■ Problem to work on
Reproduce each line that includes the word "caption".

____

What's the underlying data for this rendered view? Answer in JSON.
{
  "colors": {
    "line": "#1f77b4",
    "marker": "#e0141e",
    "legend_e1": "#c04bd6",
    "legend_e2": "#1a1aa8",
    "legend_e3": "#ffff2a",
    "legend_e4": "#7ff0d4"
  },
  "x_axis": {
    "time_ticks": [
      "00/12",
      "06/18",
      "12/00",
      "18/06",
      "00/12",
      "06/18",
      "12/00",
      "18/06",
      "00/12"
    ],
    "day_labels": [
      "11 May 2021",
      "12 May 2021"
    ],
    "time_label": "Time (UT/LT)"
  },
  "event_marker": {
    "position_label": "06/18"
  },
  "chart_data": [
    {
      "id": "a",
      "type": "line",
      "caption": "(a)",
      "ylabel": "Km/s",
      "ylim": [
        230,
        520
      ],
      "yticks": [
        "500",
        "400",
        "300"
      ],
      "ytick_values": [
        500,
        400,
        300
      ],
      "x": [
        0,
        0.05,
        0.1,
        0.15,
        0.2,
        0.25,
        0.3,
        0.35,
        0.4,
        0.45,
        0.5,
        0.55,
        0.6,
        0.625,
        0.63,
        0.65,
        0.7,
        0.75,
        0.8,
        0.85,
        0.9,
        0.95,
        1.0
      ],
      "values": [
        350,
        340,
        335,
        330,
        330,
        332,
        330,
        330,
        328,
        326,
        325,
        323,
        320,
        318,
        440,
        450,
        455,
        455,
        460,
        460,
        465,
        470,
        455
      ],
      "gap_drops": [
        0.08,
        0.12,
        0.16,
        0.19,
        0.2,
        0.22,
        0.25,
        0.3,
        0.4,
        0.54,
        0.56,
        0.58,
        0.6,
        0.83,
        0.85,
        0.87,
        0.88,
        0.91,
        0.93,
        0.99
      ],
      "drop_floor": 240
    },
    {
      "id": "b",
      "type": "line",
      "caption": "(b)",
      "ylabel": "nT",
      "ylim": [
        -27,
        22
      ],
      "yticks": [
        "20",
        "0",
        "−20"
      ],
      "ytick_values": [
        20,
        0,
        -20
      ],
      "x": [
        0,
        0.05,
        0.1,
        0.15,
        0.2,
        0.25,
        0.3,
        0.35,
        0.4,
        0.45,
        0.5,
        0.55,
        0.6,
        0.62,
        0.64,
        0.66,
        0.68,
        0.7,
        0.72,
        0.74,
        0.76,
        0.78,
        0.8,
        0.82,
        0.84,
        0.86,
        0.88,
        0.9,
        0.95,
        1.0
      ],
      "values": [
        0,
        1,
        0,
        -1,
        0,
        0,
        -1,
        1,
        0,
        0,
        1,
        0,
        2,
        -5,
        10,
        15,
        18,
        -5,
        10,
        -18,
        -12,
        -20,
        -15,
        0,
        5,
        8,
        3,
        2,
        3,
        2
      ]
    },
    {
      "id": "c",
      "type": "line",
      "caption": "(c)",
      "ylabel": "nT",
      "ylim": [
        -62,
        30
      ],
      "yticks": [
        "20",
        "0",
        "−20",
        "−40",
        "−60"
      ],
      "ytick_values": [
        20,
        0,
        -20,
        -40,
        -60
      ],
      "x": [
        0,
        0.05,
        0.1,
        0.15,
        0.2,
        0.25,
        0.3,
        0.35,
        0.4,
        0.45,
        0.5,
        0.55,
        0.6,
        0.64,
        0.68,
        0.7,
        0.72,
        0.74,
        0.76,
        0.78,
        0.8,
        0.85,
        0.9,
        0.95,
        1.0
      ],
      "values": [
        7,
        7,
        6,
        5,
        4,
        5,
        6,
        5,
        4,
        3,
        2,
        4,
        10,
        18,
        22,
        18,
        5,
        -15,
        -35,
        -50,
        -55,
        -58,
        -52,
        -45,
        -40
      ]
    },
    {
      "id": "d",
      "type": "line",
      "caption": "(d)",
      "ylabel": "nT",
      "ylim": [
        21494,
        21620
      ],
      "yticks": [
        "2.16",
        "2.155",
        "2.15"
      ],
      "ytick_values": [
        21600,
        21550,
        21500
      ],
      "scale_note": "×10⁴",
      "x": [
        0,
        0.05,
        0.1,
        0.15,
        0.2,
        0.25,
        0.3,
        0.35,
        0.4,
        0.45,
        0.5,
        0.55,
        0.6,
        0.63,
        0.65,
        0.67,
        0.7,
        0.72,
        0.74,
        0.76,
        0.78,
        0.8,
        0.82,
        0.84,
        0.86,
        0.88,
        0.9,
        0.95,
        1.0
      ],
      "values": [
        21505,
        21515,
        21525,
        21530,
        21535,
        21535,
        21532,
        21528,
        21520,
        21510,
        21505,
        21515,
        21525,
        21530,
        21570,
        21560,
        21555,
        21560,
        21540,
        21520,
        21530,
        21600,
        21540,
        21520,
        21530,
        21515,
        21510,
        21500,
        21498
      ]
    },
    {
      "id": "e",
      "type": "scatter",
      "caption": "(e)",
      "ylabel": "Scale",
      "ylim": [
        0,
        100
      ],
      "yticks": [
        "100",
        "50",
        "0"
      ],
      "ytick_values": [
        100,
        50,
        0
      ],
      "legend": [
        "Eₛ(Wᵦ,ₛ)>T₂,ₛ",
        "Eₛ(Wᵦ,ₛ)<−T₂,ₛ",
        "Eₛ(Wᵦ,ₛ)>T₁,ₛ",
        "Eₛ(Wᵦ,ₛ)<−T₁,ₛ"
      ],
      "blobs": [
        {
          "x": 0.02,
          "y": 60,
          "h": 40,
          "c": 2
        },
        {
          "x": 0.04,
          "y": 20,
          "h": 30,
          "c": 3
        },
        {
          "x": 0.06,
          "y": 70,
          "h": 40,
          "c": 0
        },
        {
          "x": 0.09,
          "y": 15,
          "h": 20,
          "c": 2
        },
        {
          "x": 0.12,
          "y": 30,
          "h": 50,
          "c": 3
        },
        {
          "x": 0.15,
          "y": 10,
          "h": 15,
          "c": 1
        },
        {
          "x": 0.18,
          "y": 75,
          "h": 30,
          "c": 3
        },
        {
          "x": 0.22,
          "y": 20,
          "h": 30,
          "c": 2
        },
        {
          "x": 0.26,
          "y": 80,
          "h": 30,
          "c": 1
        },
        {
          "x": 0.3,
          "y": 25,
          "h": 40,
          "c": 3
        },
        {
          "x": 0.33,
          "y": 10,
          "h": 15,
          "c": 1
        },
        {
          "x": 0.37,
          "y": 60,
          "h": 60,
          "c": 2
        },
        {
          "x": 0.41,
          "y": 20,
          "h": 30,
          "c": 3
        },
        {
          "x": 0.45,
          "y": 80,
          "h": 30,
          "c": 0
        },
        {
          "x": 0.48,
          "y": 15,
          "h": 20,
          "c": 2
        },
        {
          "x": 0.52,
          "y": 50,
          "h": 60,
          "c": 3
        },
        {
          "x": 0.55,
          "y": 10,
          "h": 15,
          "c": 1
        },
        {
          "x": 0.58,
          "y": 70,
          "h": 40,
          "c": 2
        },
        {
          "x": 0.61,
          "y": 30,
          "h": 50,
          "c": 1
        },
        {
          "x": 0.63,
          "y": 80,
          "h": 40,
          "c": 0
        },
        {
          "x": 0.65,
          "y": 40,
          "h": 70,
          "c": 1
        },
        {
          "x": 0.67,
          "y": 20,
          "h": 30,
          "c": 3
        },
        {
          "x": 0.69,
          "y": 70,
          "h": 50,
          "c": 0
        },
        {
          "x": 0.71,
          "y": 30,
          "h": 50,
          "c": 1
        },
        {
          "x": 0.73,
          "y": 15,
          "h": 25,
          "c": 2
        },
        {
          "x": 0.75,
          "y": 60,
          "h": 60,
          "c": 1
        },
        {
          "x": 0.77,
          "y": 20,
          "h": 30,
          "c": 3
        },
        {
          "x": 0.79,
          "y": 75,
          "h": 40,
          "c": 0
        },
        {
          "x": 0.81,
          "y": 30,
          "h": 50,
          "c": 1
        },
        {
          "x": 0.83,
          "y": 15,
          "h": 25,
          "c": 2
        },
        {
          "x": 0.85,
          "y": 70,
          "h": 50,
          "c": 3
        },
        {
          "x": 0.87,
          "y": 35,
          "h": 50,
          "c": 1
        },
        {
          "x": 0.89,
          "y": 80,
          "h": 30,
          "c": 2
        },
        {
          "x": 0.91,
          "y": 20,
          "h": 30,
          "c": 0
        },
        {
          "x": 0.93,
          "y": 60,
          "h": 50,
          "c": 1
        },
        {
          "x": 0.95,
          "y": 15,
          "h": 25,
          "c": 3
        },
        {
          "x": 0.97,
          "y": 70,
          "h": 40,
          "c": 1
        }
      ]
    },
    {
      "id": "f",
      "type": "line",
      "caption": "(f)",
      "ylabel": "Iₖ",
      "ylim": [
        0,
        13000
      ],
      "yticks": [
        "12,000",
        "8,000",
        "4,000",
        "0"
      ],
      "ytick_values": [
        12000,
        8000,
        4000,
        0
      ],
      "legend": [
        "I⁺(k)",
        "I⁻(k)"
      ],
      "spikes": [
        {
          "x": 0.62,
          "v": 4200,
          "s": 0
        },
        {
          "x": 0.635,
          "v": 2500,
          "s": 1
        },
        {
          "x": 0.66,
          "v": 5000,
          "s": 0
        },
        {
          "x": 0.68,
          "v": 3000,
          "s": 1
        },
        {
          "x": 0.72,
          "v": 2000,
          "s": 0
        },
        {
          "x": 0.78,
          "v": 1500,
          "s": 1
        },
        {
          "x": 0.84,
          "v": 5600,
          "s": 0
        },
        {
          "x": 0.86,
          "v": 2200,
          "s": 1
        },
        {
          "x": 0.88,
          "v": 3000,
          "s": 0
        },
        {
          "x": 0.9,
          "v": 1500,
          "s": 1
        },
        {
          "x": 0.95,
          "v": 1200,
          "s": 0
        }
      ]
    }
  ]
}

____

■ Solution to the problem
      "caption": "(a)",
      "caption": "(b)",
      "caption": "(c)",
      "caption": "(d)",
      "caption": "(e)",
      "caption": "(f)",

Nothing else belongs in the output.